── Data for this exercise ──

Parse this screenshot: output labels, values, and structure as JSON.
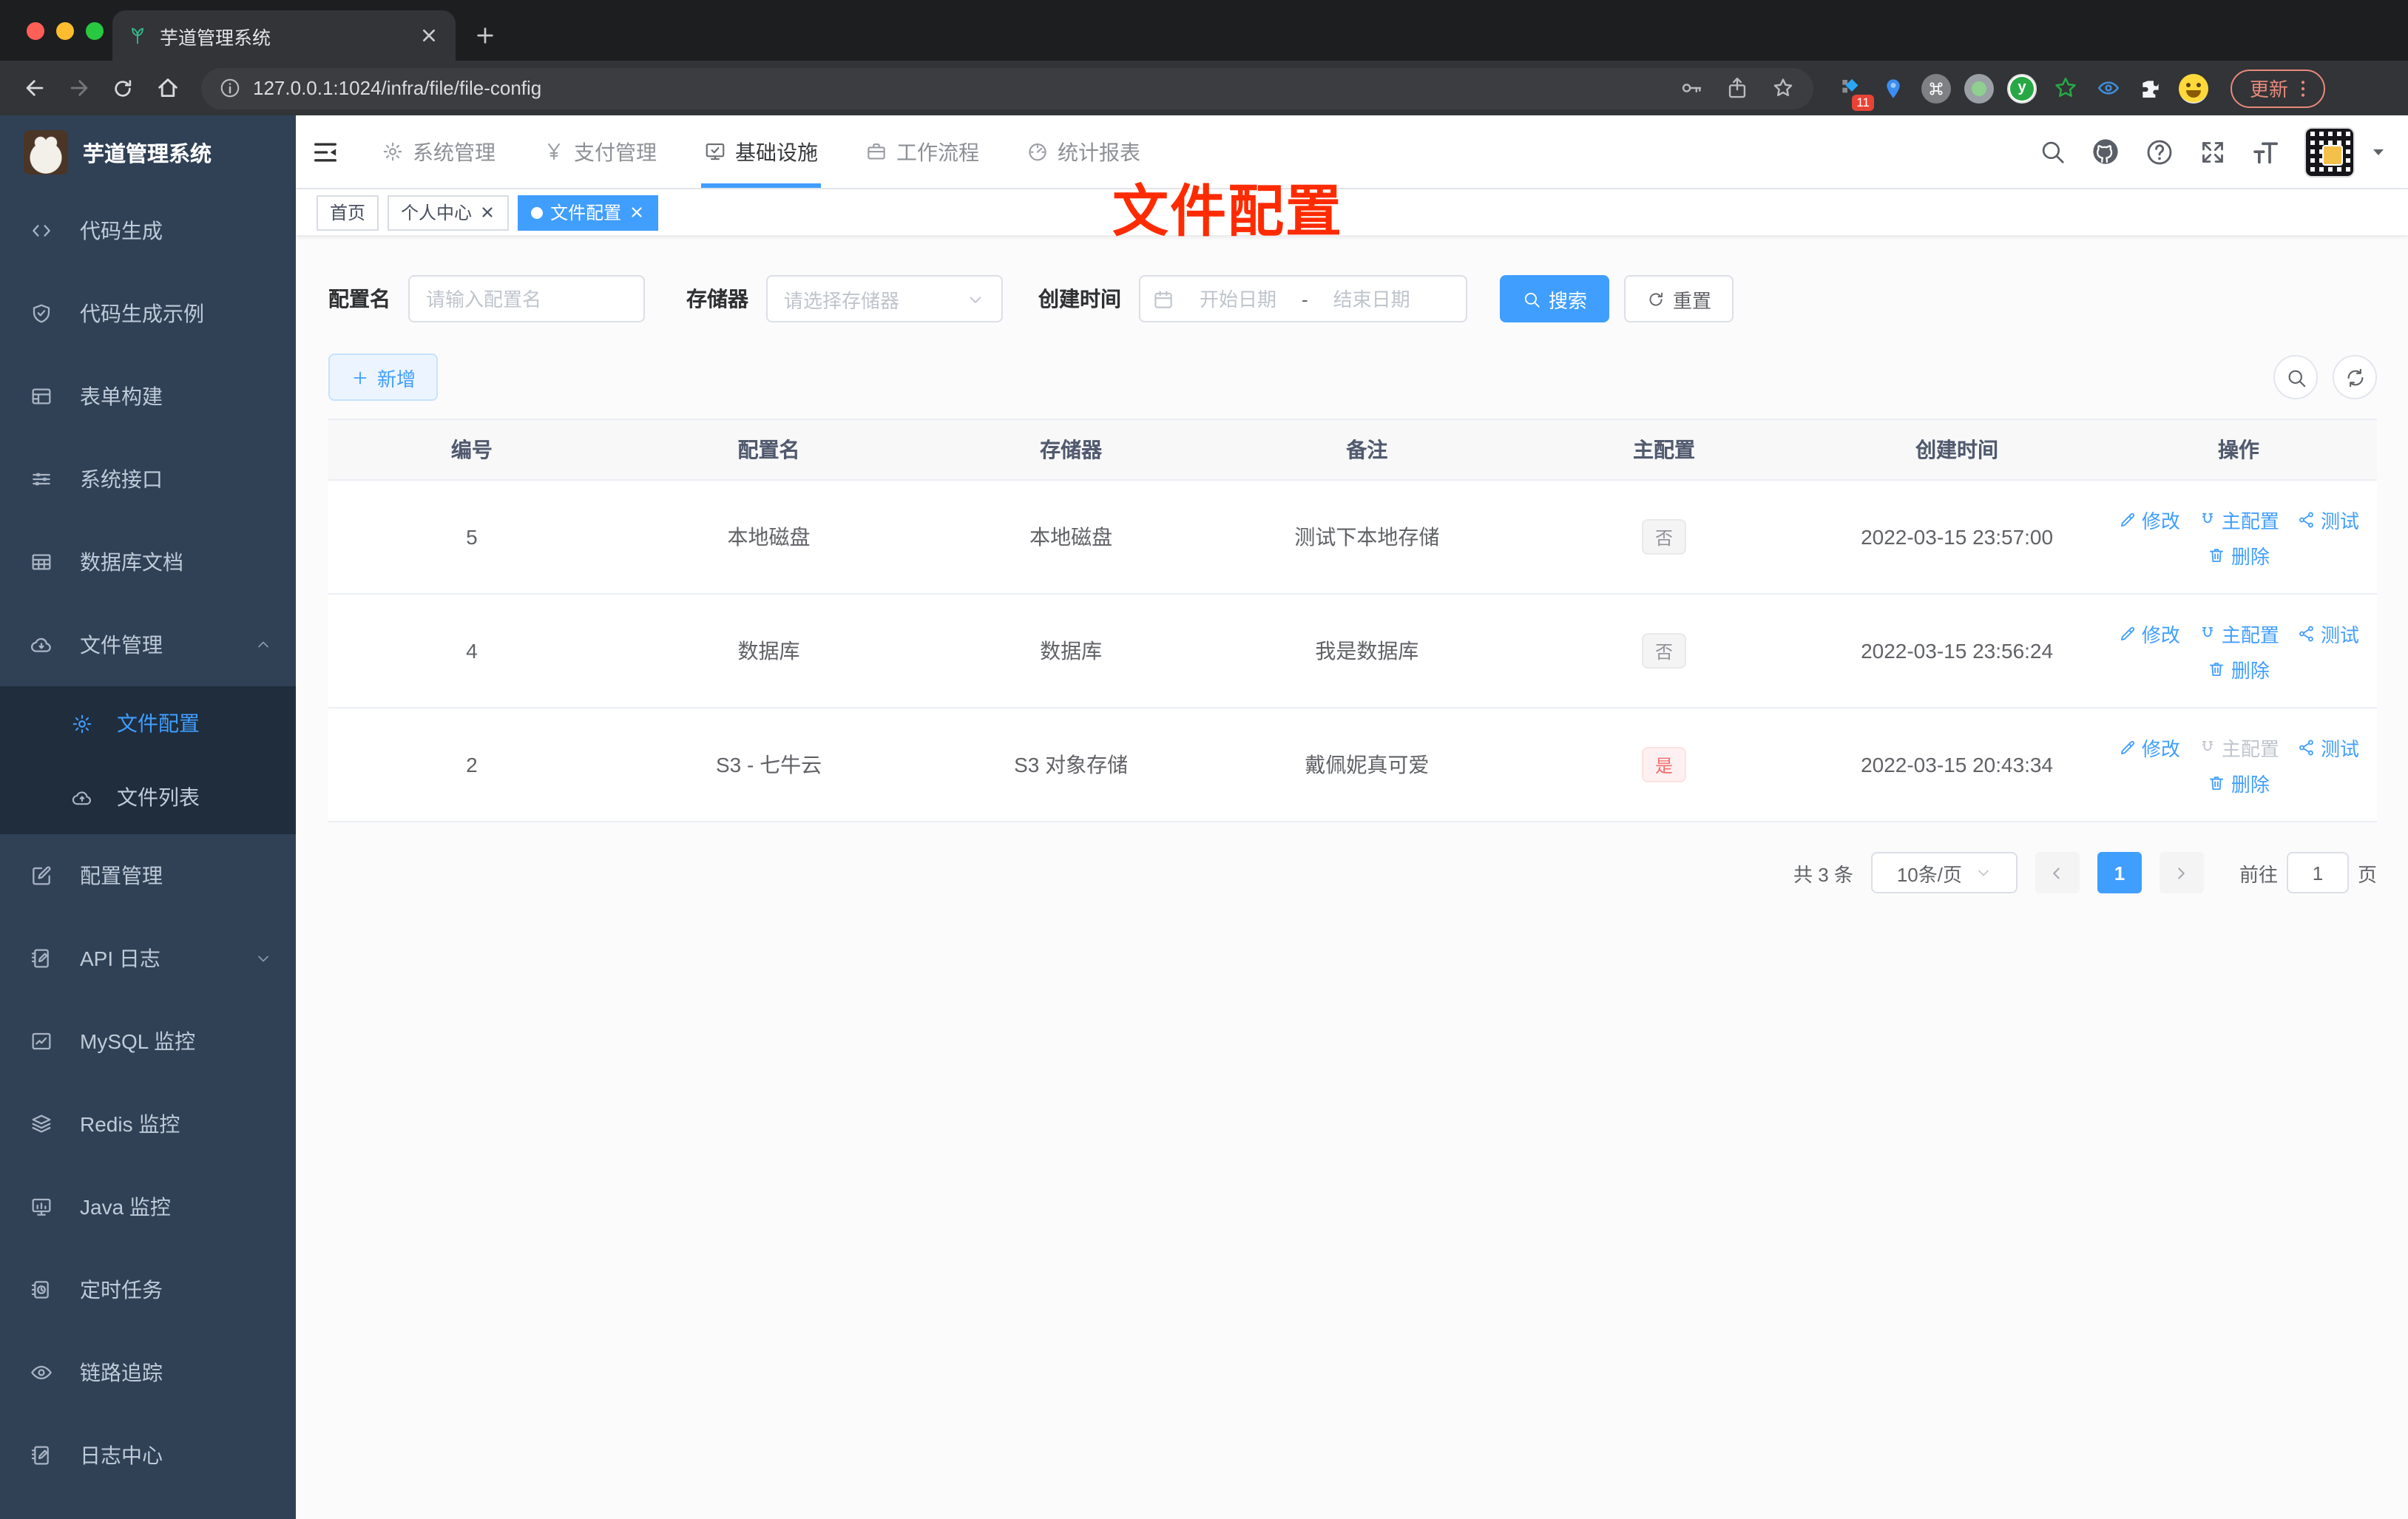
{
  "browser": {
    "tab_title": "芋道管理系统",
    "url": "127.0.0.1:1024/infra/file/file-config",
    "update_label": "更新",
    "extensions": [
      {
        "name": "diamond-extension",
        "badge": "11"
      },
      {
        "name": "pin-extension"
      },
      {
        "name": "command-extension"
      },
      {
        "name": "dot-extension"
      },
      {
        "name": "y-extension",
        "letter": "y"
      },
      {
        "name": "star-extension"
      },
      {
        "name": "eye-extension"
      },
      {
        "name": "puzzle-extension"
      },
      {
        "name": "emoji-extension"
      }
    ]
  },
  "sidebar": {
    "logo_title": "芋道管理系统",
    "items": [
      {
        "label": "代码生成",
        "icon": "code"
      },
      {
        "label": "代码生成示例",
        "icon": "shield"
      },
      {
        "label": "表单构建",
        "icon": "form"
      },
      {
        "label": "系统接口",
        "icon": "sliders"
      },
      {
        "label": "数据库文档",
        "icon": "grid"
      },
      {
        "label": "文件管理",
        "icon": "cloudDown",
        "expand": "up",
        "children": [
          {
            "label": "文件配置",
            "icon": "gear",
            "active": true
          },
          {
            "label": "文件列表",
            "icon": "cloudUp"
          }
        ]
      },
      {
        "label": "配置管理",
        "icon": "editSquare"
      },
      {
        "label": "API 日志",
        "icon": "noteEdit",
        "expand": "down"
      },
      {
        "label": "MySQL 监控",
        "icon": "chartBox"
      },
      {
        "label": "Redis 监控",
        "icon": "layers"
      },
      {
        "label": "Java 监控",
        "icon": "monitor"
      },
      {
        "label": "定时任务",
        "icon": "schedule"
      },
      {
        "label": "链路追踪",
        "icon": "eye"
      },
      {
        "label": "日志中心",
        "icon": "noteEdit"
      }
    ]
  },
  "topnav": {
    "items": [
      {
        "label": "系统管理",
        "icon": "gear"
      },
      {
        "label": "支付管理",
        "icon": "yen"
      },
      {
        "label": "基础设施",
        "icon": "infra",
        "active": true
      },
      {
        "label": "工作流程",
        "icon": "briefcase"
      },
      {
        "label": "统计报表",
        "icon": "gauge"
      }
    ]
  },
  "tags": {
    "items": [
      {
        "label": "首页"
      },
      {
        "label": "个人中心",
        "closable": true
      },
      {
        "label": "文件配置",
        "closable": true,
        "active": true
      }
    ]
  },
  "annotation": {
    "text": "文件配置",
    "color": "#ff2b00"
  },
  "filters": {
    "name_label": "配置名",
    "name_placeholder": "请输入配置名",
    "storage_label": "存储器",
    "storage_placeholder": "请选择存储器",
    "date_label": "创建时间",
    "date_start_placeholder": "开始日期",
    "date_separator": "-",
    "date_end_placeholder": "结束日期",
    "search_label": "搜索",
    "reset_label": "重置"
  },
  "toolbar": {
    "add_label": "新增"
  },
  "table": {
    "headers": [
      "编号",
      "配置名",
      "存储器",
      "备注",
      "主配置",
      "创建时间",
      "操作"
    ],
    "actions": {
      "edit": "修改",
      "master": "主配置",
      "test": "测试",
      "delete": "删除"
    },
    "rows": [
      {
        "id": "5",
        "name": "本地磁盘",
        "storage": "本地磁盘",
        "remark": "测试下本地存储",
        "master": "否",
        "master_flag": false,
        "created": "2022-03-15 23:57:00"
      },
      {
        "id": "4",
        "name": "数据库",
        "storage": "数据库",
        "remark": "我是数据库",
        "master": "否",
        "master_flag": false,
        "created": "2022-03-15 23:56:24"
      },
      {
        "id": "2",
        "name": "S3 - 七牛云",
        "storage": "S3 对象存储",
        "remark": "戴佩妮真可爱",
        "master": "是",
        "master_flag": true,
        "created": "2022-03-15 20:43:34"
      }
    ]
  },
  "pagination": {
    "total_text": "共 3 条",
    "page_size": "10条/页",
    "current_page": "1",
    "goto_label": "前往",
    "goto_value": "1",
    "page_unit": "页"
  },
  "colors": {
    "accent": "#409eff",
    "danger": "#f56c6c",
    "annotation": "#ff2b00"
  }
}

───

Aim: Determine the count of lines in the data above with the string "true" in them, and give that count alone.

Answer to the task: 6